Comb the records below for the string "осуществления" and copy each line where it turns up.

-- begin Records provided --

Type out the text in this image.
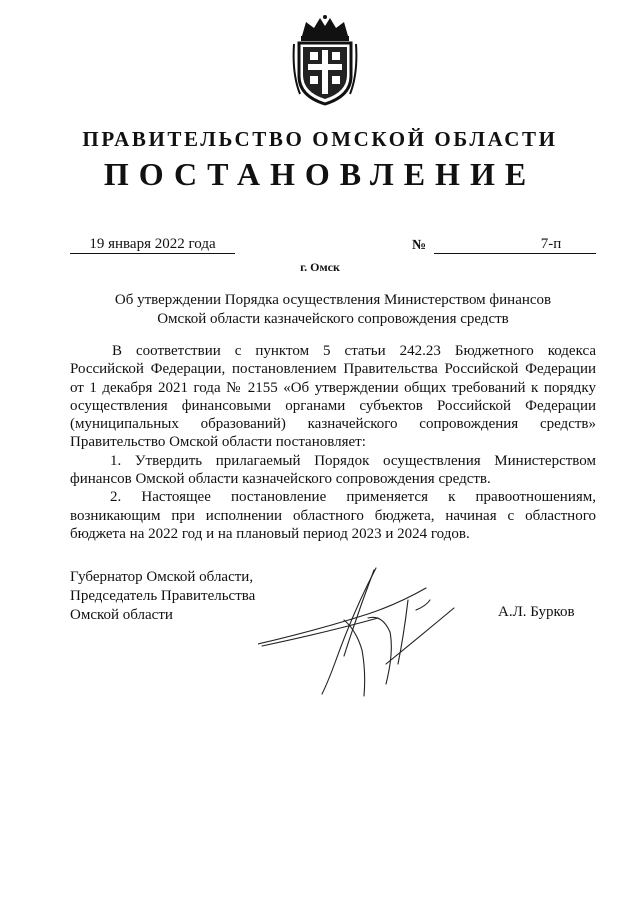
ПРАВИТЕЛЬСТВО ОМСКОЙ ОБЛАСТИ
ПОСТАНОВЛЕНИЕ
19 января 2022 года	№	7-п
г. Омск
Об утверждении Порядка осуществления Министерством финансов
Омской области казначейского сопровождения средств
В соответствии с пунктом 5 статьи 242.23 Бюджетного кодекса
Российской Федерации, постановлением Правительства Российской Федерации
от 1 декабря 2021 года № 2155 «Об утверждении общих требований к порядку
осуществления финансовыми органами субъектов Российской Федерации
(муниципальных образований) казначейского сопровождения средств»
Правительство Омской области постановляет:
1. Утвердить прилагаемый Порядок осуществления Министерством
финансов Омской области казначейского сопровождения средств.
2. Настоящее постановление применяется к правоотношениям,
возникающим при исполнении областного бюджета, начиная с областного
бюджета на 2022 год и на плановый период 2023 и 2024 годов.
Губернатор Омской области,
Председатель Правительства
Омской области	А.Л. Бурков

-- end Records provided --

■ Correct answer ■
Об утверждении Порядка осуществления Министерством финансов
осуществления финансовыми органами субъектов Российской Федерации
1. Утвердить прилагаемый Порядок осуществления Министерством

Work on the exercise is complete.